Dataset rows about figures:
::::

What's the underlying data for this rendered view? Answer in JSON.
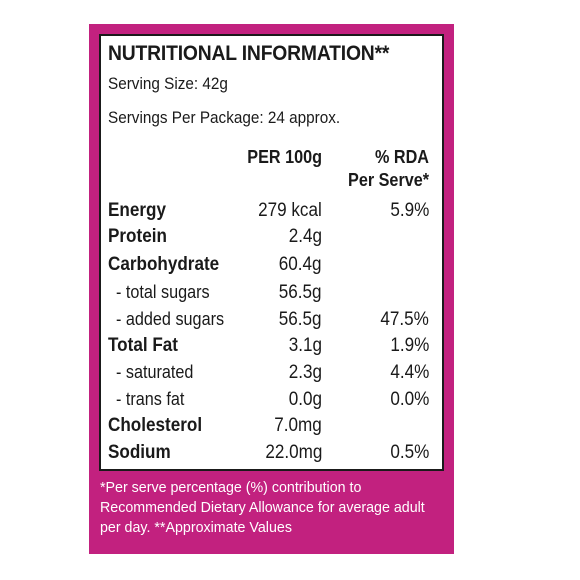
{
  "colors": {
    "panel": "#c2217f",
    "text": "#1a1a1a",
    "footnote_text": "#ffffff"
  },
  "label": {
    "title": "NUTRITIONAL INFORMATION**",
    "serving_size": "Serving Size: 42g",
    "servings_per_package": "Servings Per Package: 24 approx.",
    "col_per100": "PER 100g",
    "col_rda_line1": "% RDA",
    "col_rda_line2": "Per Serve*",
    "rows": [
      {
        "name": "Energy",
        "value": "279 kcal",
        "rda": "5.9%"
      },
      {
        "name": "Protein",
        "value": "2.4g",
        "rda": ""
      },
      {
        "name": "Carbohydrate",
        "value": "60.4g",
        "rda": ""
      },
      {
        "name": "- total sugars",
        "value": "56.5g",
        "rda": ""
      },
      {
        "name": "- added sugars",
        "value": "56.5g",
        "rda": "47.5%"
      },
      {
        "name": "Total Fat",
        "value": "3.1g",
        "rda": "1.9%"
      },
      {
        "name": "- saturated",
        "value": "2.3g",
        "rda": "4.4%"
      },
      {
        "name": "- trans fat",
        "value": "0.0g",
        "rda": "0.0%"
      },
      {
        "name": "Cholesterol",
        "value": "7.0mg",
        "rda": ""
      },
      {
        "name": "Sodium",
        "value": "22.0mg",
        "rda": "0.5%"
      }
    ],
    "footnote_line1": "*Per serve percentage (%) contribution to",
    "footnote_line2": "Recommended Dietary Allowance for average adult",
    "footnote_line3": "per day.  **Approximate Values"
  }
}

::::

**Problem statement:**
Scan the data above; copy every line where "sugars" appears.

**The answer:**
        "name": "- total sugars",
        "name": "- added sugars",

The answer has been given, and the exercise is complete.